#### Exercise input
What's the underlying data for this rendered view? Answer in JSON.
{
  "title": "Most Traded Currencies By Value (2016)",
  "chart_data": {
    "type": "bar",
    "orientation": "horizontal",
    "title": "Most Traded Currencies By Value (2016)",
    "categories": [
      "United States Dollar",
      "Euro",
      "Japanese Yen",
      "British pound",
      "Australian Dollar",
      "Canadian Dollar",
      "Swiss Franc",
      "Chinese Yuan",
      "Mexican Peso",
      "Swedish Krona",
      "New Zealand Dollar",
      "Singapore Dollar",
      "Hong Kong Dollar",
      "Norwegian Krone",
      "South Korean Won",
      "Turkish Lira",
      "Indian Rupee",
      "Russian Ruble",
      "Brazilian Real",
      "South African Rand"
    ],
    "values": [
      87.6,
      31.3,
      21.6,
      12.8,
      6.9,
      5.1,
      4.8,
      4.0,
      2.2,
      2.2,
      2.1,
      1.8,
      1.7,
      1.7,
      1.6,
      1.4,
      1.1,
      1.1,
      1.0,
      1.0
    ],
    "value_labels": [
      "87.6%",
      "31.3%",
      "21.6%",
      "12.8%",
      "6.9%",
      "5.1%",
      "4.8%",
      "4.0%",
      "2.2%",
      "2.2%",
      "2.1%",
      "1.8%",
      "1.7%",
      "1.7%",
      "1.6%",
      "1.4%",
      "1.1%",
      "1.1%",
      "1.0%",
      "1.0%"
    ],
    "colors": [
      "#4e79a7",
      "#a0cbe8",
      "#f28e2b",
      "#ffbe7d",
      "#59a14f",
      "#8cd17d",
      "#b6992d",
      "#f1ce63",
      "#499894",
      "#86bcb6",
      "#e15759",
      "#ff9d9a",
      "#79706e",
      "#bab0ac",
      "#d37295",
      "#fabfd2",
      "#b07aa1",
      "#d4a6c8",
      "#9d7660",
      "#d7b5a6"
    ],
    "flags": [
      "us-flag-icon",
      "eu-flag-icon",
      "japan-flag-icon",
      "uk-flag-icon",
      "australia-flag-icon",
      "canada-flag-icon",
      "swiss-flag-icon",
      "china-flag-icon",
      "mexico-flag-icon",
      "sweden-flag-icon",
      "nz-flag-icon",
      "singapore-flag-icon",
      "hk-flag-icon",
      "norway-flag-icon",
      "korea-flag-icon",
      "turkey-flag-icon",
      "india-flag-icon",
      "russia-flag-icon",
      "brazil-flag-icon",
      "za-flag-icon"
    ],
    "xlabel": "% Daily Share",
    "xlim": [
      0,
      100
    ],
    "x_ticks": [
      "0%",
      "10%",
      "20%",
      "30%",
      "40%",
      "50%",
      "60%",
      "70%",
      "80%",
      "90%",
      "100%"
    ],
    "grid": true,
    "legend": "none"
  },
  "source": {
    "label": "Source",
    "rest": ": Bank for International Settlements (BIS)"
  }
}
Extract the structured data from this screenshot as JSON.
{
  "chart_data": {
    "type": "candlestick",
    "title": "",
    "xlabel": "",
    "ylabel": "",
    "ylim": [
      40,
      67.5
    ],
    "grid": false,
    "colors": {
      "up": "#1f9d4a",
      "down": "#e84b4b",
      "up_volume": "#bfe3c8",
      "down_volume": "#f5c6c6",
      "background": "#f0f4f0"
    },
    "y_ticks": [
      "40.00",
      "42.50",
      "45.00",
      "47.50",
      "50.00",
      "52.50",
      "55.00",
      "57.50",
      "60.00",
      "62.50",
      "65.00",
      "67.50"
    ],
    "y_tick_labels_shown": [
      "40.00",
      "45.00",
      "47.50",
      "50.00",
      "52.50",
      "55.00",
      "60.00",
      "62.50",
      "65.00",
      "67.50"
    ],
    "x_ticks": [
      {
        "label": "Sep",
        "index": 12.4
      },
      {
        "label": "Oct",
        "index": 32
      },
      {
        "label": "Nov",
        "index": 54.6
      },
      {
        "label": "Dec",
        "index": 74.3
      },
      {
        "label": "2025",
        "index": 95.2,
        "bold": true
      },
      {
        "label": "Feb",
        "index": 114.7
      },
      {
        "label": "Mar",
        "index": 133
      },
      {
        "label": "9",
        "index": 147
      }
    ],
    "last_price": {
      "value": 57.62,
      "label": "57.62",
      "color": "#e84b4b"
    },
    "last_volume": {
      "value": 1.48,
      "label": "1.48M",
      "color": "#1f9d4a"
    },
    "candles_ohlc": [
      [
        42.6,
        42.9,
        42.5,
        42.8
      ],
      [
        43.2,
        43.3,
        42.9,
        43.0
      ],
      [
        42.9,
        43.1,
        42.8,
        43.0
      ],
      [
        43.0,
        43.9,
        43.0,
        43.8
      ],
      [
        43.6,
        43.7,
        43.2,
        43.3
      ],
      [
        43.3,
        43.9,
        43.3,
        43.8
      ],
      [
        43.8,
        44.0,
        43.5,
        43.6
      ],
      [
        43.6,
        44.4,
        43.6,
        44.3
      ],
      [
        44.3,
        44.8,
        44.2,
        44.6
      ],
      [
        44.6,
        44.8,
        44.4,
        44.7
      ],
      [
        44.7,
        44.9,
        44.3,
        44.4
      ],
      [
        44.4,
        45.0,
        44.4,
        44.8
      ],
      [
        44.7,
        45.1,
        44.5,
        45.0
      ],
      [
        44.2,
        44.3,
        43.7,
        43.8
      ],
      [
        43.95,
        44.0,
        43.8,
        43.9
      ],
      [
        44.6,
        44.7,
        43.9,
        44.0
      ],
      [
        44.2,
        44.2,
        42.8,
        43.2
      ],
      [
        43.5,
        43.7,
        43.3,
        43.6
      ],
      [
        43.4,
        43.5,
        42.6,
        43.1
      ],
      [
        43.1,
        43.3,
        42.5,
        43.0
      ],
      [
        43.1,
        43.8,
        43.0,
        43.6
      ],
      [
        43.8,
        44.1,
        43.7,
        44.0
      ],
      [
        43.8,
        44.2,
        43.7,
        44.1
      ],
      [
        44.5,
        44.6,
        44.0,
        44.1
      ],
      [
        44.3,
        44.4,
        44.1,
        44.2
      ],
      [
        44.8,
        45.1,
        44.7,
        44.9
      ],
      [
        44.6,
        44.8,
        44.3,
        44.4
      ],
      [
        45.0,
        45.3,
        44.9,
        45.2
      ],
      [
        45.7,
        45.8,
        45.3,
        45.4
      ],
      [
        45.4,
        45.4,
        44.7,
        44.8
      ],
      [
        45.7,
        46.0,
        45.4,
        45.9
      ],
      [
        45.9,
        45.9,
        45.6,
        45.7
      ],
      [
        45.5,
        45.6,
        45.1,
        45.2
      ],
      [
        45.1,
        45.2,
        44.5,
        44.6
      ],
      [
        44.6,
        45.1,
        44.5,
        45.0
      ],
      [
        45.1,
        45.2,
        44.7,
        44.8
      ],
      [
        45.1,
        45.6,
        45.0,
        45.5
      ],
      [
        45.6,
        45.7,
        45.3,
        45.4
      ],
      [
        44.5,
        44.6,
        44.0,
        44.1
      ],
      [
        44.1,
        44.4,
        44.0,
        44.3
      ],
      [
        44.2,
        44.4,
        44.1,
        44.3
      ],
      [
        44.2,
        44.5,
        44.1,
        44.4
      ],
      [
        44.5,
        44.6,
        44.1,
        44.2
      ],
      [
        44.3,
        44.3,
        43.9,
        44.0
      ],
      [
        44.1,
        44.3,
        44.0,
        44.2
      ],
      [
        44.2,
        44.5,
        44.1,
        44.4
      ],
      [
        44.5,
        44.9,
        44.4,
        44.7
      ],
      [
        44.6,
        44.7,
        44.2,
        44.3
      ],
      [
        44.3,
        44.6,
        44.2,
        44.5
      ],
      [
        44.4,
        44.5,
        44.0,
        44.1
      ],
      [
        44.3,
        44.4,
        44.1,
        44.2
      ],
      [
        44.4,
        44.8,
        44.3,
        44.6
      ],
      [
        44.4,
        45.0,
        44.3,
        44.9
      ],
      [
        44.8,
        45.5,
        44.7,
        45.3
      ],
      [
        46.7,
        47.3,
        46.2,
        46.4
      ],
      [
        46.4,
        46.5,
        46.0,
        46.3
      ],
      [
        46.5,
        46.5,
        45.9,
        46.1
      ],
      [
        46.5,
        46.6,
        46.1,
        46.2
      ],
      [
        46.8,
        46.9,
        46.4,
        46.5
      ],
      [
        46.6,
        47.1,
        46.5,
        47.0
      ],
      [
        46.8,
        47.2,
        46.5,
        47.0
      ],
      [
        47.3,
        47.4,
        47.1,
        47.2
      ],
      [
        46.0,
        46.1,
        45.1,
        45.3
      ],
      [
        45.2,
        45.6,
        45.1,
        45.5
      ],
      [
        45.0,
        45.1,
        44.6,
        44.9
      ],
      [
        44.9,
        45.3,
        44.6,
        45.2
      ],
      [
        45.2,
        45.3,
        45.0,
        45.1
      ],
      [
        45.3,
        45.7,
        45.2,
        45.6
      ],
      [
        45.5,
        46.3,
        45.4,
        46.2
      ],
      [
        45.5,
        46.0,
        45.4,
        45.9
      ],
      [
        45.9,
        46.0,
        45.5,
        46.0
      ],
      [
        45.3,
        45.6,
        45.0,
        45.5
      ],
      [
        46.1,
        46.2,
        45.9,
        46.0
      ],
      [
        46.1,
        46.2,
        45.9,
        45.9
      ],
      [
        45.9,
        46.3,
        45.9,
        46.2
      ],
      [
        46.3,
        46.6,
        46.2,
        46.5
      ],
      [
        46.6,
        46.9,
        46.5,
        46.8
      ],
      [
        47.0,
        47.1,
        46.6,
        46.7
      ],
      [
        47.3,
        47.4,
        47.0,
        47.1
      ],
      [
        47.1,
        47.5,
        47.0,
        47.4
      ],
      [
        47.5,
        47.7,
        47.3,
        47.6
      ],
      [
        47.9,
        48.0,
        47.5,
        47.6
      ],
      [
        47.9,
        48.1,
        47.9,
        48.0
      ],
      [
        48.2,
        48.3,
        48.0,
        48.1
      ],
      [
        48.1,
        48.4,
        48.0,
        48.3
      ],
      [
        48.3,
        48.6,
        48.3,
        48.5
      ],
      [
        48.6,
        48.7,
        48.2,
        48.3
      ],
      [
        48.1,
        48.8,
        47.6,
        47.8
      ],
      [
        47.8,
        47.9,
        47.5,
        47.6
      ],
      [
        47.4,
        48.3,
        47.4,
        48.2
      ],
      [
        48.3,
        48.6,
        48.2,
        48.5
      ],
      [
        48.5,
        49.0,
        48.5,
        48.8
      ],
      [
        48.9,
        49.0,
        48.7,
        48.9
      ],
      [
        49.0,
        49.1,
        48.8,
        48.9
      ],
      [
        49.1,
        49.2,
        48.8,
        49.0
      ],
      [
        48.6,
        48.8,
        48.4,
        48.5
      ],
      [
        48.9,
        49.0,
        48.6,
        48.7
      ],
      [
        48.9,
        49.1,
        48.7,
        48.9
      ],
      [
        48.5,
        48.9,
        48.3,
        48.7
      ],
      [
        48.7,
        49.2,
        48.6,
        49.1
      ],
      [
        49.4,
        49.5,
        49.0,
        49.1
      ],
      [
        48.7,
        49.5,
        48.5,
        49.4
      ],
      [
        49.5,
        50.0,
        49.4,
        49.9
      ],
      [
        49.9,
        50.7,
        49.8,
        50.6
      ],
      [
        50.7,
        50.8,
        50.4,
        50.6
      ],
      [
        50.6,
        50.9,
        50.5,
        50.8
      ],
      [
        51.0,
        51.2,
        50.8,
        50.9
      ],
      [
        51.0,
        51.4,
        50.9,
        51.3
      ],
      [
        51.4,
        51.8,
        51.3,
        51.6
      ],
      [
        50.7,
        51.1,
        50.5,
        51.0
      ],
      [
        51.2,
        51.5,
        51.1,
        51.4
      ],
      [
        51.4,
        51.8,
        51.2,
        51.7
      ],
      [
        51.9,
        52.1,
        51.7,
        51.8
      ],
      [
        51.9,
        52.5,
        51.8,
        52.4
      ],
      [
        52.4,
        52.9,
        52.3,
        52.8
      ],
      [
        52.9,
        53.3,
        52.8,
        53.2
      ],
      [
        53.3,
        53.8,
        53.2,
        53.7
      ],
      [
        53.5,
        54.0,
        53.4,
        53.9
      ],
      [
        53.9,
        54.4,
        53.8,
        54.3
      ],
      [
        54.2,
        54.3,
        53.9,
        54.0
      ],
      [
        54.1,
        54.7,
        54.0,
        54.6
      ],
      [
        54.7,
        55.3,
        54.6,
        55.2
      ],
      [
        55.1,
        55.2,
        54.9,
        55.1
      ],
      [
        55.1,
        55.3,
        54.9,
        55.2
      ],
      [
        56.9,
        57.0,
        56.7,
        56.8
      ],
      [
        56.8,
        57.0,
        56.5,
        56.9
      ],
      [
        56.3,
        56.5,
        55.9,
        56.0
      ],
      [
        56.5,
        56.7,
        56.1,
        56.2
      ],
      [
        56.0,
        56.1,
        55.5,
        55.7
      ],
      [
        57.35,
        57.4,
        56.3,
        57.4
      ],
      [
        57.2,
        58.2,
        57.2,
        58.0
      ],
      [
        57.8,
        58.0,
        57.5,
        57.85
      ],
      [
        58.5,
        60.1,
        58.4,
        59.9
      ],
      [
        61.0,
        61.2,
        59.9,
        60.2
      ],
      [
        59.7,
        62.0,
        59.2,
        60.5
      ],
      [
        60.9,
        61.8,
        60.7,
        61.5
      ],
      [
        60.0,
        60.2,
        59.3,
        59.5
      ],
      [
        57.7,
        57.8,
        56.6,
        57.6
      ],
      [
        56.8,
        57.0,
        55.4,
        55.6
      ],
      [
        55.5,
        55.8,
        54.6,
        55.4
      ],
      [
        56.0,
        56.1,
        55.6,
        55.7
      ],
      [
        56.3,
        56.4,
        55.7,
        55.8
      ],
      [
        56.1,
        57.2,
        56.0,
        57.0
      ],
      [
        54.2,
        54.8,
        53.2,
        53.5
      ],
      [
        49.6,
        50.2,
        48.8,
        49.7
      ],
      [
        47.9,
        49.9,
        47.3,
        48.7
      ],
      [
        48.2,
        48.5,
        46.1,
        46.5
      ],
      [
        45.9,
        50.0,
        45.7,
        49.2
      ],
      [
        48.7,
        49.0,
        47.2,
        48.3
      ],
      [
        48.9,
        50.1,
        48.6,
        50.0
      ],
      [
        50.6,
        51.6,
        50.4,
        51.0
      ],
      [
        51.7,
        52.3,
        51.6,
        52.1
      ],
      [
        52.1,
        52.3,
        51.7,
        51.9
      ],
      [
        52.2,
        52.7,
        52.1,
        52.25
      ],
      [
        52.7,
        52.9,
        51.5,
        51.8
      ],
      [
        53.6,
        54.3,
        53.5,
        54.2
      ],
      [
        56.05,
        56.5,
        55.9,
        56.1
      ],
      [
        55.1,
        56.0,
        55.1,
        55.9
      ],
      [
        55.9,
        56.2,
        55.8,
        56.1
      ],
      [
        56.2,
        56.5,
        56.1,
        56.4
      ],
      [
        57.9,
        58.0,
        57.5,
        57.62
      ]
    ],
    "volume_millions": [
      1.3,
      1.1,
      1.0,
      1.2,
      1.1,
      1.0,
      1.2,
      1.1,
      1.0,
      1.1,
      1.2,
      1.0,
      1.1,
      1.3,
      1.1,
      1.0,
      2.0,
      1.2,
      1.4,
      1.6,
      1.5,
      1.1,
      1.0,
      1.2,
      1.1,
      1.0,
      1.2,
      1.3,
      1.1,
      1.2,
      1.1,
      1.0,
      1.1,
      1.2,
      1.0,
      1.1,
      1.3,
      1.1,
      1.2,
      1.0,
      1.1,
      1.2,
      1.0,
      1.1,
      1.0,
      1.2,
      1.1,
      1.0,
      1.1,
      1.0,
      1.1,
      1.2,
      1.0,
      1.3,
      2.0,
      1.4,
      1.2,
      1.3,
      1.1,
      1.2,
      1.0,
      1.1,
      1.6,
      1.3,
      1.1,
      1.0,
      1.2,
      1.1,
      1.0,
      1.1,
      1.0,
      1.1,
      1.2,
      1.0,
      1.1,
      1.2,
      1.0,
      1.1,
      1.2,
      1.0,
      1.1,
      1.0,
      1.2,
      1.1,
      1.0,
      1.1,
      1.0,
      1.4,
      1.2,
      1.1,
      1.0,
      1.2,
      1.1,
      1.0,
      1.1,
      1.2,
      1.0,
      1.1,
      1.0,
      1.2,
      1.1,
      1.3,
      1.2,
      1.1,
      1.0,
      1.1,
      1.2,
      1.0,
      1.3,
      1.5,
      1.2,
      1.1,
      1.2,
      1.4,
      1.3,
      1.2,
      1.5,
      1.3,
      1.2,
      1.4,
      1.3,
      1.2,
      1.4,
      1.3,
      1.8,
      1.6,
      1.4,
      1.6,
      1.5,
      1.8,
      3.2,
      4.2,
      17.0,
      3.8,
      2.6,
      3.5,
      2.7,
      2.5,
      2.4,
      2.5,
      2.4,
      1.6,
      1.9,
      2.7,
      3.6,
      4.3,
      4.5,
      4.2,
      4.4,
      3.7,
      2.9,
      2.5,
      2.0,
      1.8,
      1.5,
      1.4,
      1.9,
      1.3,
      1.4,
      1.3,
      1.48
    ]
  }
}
########
*Short problem*.
Find the lines with the string "Currencies" and reproduce them.

*Task output*.
  "title": "Most Traded Currencies By Value (2016)",
    "title": "Most Traded Currencies By Value (2016)",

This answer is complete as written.